■ Supplied entries
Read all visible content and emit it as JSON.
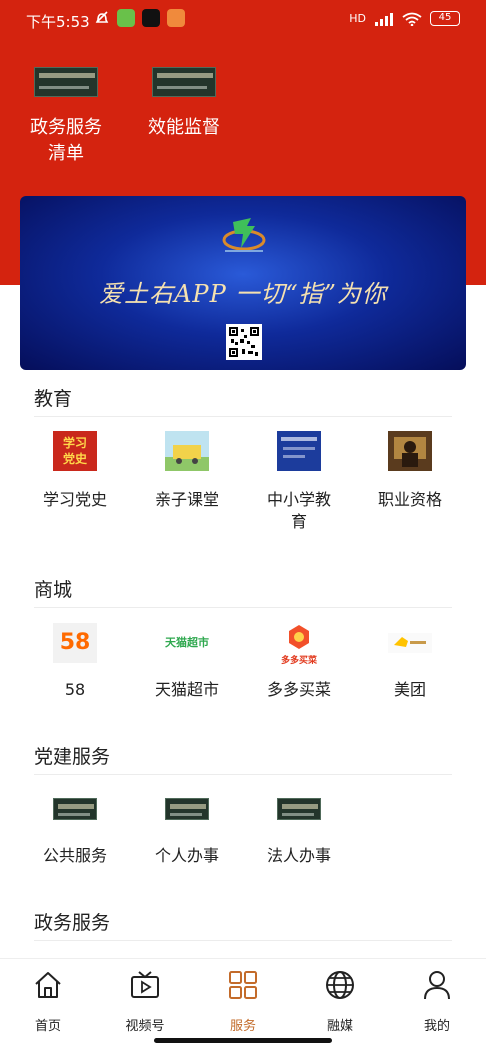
{
  "status_bar": {
    "time": "下午5:53",
    "network": "HD",
    "battery": "45"
  },
  "top_services": [
    {
      "label": "政务服务清单",
      "line1": "政务服务",
      "line2": "清单"
    },
    {
      "label": "效能监督",
      "line1": "效能监督",
      "line2": ""
    }
  ],
  "banner": {
    "slogan": "爱土右APP 一切“指”为你"
  },
  "sections": {
    "education": {
      "title": "教育",
      "items": [
        {
          "label": "学习党史",
          "thumb_text": "学习\n党史"
        },
        {
          "label": "亲子课堂"
        },
        {
          "label": "中小学教育",
          "line1": "中小学教",
          "line2": "育"
        },
        {
          "label": "职业资格"
        }
      ]
    },
    "mall": {
      "title": "商城",
      "items": [
        {
          "label": "58",
          "thumb_text": "58"
        },
        {
          "label": "天猫超市",
          "thumb_text": "天猫超市"
        },
        {
          "label": "多多买菜",
          "thumb_text": "多多买菜"
        },
        {
          "label": "美团"
        }
      ]
    },
    "party": {
      "title": "党建服务",
      "items": [
        {
          "label": "公共服务"
        },
        {
          "label": "个人办事"
        },
        {
          "label": "法人办事"
        }
      ]
    },
    "government": {
      "title": "政务服务"
    }
  },
  "bottom_nav": [
    {
      "label": "首页",
      "icon": "home-icon"
    },
    {
      "label": "视频号",
      "icon": "video-icon"
    },
    {
      "label": "服务",
      "icon": "grid-icon",
      "active": true
    },
    {
      "label": "融媒",
      "icon": "globe-icon"
    },
    {
      "label": "我的",
      "icon": "user-icon"
    }
  ],
  "colors": {
    "header_red": "#d4230f",
    "active_orange": "#c36b2a",
    "banner_blue": "#0f2a9a"
  }
}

■ Task requirements
Copy the records above exactly. The pictures are not part of the copy.

■ Answer to this problem
Read all visible content and emit it as JSON.
{
  "status_bar": {
    "time": "下午5:53",
    "network": "HD",
    "battery": "45"
  },
  "top_services": [
    {
      "label": "政务服务清单",
      "line1": "政务服务",
      "line2": "清单"
    },
    {
      "label": "效能监督",
      "line1": "效能监督",
      "line2": ""
    }
  ],
  "banner": {
    "slogan": "爱土右APP 一切“指”为你"
  },
  "sections": {
    "education": {
      "title": "教育",
      "items": [
        {
          "label": "学习党史",
          "thumb_text": "学习\n党史"
        },
        {
          "label": "亲子课堂"
        },
        {
          "label": "中小学教育",
          "line1": "中小学教",
          "line2": "育"
        },
        {
          "label": "职业资格"
        }
      ]
    },
    "mall": {
      "title": "商城",
      "items": [
        {
          "label": "58",
          "thumb_text": "58"
        },
        {
          "label": "天猫超市",
          "thumb_text": "天猫超市"
        },
        {
          "label": "多多买菜",
          "thumb_text": "多多买菜"
        },
        {
          "label": "美团"
        }
      ]
    },
    "party": {
      "title": "党建服务",
      "items": [
        {
          "label": "公共服务"
        },
        {
          "label": "个人办事"
        },
        {
          "label": "法人办事"
        }
      ]
    },
    "government": {
      "title": "政务服务"
    }
  },
  "bottom_nav": [
    {
      "label": "首页",
      "icon": "home-icon"
    },
    {
      "label": "视频号",
      "icon": "video-icon"
    },
    {
      "label": "服务",
      "icon": "grid-icon",
      "active": true
    },
    {
      "label": "融媒",
      "icon": "globe-icon"
    },
    {
      "label": "我的",
      "icon": "user-icon"
    }
  ],
  "colors": {
    "header_red": "#d4230f",
    "active_orange": "#c36b2a",
    "banner_blue": "#0f2a9a"
  }
}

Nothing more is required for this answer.